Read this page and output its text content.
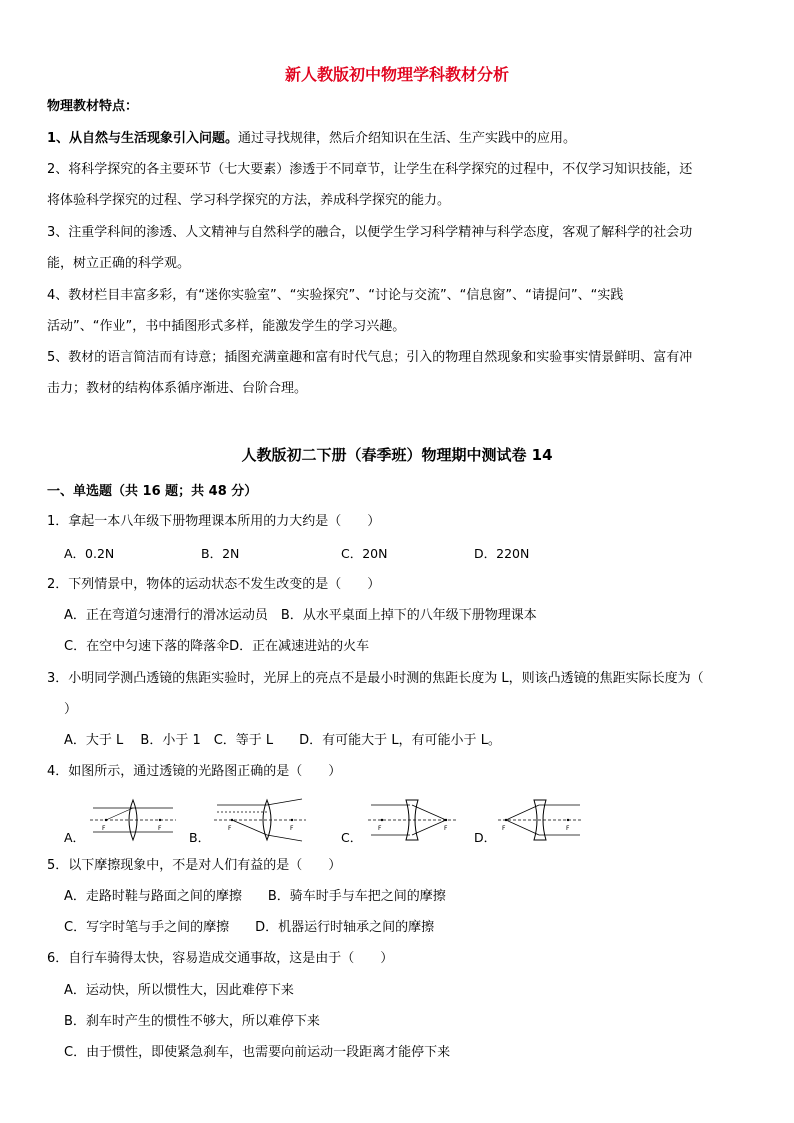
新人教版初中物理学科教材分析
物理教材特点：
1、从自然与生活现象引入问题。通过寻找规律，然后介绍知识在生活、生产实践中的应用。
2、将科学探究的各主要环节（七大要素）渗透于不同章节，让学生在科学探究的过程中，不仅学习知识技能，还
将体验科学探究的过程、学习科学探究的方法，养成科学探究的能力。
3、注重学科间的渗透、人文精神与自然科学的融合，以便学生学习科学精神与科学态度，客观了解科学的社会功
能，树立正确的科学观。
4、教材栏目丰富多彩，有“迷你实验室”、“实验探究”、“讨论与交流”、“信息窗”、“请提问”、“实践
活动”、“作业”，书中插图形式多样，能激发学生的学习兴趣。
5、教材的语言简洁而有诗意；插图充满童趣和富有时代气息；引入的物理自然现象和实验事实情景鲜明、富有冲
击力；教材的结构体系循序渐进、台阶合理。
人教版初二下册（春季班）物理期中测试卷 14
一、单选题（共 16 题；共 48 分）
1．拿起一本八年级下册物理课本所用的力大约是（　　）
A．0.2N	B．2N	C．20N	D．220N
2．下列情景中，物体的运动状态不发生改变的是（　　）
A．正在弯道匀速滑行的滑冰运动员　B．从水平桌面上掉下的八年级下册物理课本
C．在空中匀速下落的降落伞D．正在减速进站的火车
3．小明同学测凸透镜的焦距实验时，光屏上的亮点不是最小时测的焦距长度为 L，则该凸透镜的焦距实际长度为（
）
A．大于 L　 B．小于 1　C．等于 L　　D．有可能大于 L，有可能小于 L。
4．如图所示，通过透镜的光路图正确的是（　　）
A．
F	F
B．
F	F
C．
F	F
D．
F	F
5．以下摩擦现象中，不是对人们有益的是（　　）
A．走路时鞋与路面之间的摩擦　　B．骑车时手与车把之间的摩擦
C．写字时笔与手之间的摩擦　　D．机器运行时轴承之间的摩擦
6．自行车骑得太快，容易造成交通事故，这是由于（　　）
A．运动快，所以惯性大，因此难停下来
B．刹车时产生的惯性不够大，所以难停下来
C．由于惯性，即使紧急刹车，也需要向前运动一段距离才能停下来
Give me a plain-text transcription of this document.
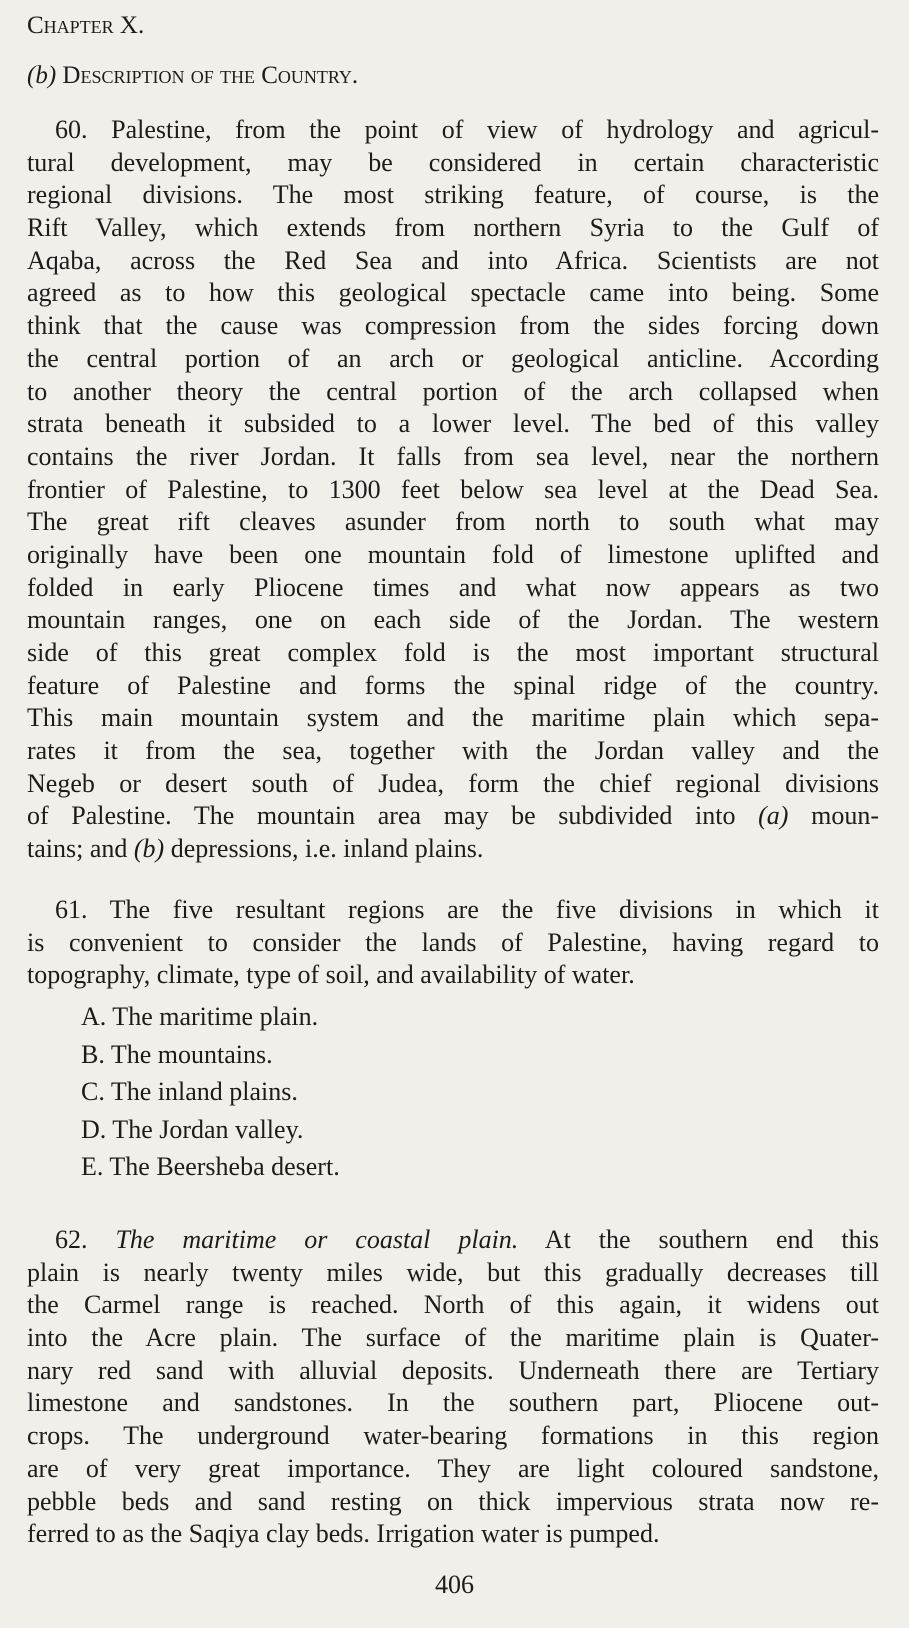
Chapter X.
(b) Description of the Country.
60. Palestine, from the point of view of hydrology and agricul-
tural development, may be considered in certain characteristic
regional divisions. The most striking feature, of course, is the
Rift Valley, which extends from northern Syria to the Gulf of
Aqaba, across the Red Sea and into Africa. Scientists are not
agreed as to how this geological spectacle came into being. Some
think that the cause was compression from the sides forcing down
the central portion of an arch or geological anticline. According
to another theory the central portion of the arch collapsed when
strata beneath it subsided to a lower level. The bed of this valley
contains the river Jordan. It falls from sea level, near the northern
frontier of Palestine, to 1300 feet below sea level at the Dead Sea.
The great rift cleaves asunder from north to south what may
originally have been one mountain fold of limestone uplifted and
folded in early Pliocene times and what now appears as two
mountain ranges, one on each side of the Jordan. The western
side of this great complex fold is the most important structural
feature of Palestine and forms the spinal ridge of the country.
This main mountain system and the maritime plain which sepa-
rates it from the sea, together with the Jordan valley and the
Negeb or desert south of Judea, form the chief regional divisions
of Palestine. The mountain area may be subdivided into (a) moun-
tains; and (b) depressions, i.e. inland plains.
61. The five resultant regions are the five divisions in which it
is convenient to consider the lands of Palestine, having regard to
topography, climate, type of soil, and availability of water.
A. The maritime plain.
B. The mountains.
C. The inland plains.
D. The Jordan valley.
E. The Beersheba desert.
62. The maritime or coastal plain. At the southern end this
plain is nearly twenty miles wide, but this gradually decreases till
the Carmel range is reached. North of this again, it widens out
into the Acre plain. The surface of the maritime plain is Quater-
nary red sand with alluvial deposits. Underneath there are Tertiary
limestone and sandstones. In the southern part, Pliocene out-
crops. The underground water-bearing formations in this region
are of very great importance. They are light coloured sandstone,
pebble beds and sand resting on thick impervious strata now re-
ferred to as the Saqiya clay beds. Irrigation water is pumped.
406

TASK TO CARRY OUT: All lines of the data above that include the word "water" must be shown.

WRITTEN ANSWER:
topography, climate, type of soil, and availability of water.
crops. The underground water-bearing formations in this region
ferred to as the Saqiya clay beds. Irrigation water is pumped.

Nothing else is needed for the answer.